* **Material for this exercise**:
______________________________

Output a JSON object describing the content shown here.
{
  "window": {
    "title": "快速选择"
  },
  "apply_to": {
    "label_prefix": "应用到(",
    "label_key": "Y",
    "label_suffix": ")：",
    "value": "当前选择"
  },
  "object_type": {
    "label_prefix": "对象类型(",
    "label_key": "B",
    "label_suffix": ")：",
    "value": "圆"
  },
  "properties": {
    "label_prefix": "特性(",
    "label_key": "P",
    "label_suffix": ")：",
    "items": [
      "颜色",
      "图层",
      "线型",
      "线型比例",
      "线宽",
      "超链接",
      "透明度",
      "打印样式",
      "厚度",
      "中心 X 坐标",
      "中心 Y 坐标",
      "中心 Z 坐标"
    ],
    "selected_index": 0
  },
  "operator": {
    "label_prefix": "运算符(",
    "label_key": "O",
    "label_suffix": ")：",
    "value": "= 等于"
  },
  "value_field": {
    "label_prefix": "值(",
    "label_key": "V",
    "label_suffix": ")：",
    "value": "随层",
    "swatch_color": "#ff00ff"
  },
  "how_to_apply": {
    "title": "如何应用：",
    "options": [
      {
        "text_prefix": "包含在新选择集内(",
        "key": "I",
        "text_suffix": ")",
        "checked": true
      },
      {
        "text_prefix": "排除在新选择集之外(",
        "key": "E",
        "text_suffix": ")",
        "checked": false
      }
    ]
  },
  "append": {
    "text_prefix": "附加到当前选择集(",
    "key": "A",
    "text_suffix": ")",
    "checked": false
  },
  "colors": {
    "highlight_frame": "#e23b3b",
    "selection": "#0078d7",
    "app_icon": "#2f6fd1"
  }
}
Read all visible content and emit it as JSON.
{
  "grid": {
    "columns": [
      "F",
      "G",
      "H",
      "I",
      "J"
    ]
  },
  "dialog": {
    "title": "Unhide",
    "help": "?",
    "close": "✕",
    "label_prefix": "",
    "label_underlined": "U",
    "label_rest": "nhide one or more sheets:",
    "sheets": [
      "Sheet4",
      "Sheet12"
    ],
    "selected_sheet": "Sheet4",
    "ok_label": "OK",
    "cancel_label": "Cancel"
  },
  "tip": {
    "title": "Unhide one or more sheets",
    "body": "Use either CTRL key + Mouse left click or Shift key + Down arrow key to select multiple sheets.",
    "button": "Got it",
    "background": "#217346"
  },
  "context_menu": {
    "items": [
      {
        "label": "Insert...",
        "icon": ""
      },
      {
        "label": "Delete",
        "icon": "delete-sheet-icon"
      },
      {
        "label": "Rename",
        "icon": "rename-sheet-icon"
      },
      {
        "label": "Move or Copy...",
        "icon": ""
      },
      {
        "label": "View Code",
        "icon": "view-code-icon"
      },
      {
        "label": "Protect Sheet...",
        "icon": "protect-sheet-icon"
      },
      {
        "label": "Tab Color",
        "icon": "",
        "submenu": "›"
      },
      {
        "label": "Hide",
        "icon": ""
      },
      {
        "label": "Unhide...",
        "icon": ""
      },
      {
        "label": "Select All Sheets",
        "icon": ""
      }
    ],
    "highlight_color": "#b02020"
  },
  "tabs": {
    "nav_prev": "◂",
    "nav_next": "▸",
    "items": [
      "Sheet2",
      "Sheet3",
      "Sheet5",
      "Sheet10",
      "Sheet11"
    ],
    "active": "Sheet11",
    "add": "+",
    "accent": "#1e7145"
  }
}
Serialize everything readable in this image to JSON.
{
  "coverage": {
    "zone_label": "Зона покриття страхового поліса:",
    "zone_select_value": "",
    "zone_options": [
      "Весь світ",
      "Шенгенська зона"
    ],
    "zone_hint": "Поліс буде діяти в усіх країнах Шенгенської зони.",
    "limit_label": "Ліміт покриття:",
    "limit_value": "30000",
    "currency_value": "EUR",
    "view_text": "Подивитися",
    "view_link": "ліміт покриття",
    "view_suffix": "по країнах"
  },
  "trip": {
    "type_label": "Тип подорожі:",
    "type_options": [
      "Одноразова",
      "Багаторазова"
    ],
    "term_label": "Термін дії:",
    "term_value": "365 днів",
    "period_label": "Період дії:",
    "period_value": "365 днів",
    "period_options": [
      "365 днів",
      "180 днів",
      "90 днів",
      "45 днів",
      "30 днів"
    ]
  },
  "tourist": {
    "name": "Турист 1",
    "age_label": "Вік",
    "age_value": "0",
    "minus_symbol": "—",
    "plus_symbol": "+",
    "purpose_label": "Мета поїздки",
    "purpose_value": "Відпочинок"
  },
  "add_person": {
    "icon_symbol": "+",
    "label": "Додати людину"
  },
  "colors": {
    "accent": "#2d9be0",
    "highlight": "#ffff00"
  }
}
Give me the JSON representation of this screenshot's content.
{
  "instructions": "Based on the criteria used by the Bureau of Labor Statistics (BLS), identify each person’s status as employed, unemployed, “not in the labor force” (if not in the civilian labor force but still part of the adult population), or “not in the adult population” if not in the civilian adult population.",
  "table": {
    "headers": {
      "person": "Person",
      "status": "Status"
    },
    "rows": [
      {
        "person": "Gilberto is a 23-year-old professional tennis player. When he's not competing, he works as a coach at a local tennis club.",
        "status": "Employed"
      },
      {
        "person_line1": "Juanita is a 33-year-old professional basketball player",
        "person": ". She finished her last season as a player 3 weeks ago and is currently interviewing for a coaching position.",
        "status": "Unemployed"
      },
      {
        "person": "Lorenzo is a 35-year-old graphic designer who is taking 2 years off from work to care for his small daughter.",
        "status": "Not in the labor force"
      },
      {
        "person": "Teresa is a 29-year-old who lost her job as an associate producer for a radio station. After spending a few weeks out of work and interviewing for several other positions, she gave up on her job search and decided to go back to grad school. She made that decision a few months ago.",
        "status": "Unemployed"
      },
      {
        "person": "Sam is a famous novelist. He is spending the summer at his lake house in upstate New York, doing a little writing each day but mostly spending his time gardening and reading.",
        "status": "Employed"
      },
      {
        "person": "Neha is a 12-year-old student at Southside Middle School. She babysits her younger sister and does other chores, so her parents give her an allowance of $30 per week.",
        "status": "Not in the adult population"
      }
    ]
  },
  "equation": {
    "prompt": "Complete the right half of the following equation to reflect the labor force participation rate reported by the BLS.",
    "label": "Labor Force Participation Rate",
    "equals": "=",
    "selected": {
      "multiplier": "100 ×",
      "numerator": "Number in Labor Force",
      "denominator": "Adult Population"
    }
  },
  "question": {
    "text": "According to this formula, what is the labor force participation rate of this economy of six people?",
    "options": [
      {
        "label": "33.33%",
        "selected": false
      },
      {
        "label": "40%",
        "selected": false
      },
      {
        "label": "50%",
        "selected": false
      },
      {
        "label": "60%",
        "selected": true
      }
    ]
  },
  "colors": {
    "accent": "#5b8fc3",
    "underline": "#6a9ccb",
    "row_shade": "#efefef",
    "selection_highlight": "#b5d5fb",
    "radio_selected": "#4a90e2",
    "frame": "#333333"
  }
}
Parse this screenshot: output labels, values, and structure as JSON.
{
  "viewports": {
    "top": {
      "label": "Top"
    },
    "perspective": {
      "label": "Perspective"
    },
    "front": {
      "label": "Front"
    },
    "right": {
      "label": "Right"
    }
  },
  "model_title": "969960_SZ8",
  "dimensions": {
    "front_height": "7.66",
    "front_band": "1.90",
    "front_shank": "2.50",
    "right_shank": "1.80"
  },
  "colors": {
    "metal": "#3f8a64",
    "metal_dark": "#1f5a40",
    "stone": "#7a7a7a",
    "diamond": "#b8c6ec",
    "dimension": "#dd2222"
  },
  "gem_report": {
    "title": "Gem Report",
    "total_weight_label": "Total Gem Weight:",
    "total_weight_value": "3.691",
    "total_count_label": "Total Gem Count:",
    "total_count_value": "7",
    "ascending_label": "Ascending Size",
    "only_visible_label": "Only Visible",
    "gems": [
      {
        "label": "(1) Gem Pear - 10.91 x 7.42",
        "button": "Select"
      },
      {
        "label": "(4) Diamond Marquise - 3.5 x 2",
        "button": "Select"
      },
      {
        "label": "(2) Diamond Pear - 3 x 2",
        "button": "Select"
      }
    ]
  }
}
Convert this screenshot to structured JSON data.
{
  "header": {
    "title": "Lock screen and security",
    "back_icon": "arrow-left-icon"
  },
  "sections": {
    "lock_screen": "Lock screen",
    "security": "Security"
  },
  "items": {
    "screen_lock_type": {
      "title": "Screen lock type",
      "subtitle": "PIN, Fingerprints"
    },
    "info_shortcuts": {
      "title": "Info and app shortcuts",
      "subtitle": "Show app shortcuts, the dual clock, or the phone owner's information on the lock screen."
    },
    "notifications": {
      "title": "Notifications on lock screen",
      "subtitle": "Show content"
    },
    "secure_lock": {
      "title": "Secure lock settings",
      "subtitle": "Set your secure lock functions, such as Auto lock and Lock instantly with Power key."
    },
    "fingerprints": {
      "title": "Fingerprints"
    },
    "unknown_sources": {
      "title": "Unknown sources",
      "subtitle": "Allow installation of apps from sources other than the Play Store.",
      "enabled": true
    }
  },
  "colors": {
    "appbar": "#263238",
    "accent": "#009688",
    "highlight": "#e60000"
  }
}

______________________________

* **Request**: Among the entries above, identify all lines with "true" and copy them.

* **Exercise result**:
        "checked": true
        "selected": true
      "enabled": true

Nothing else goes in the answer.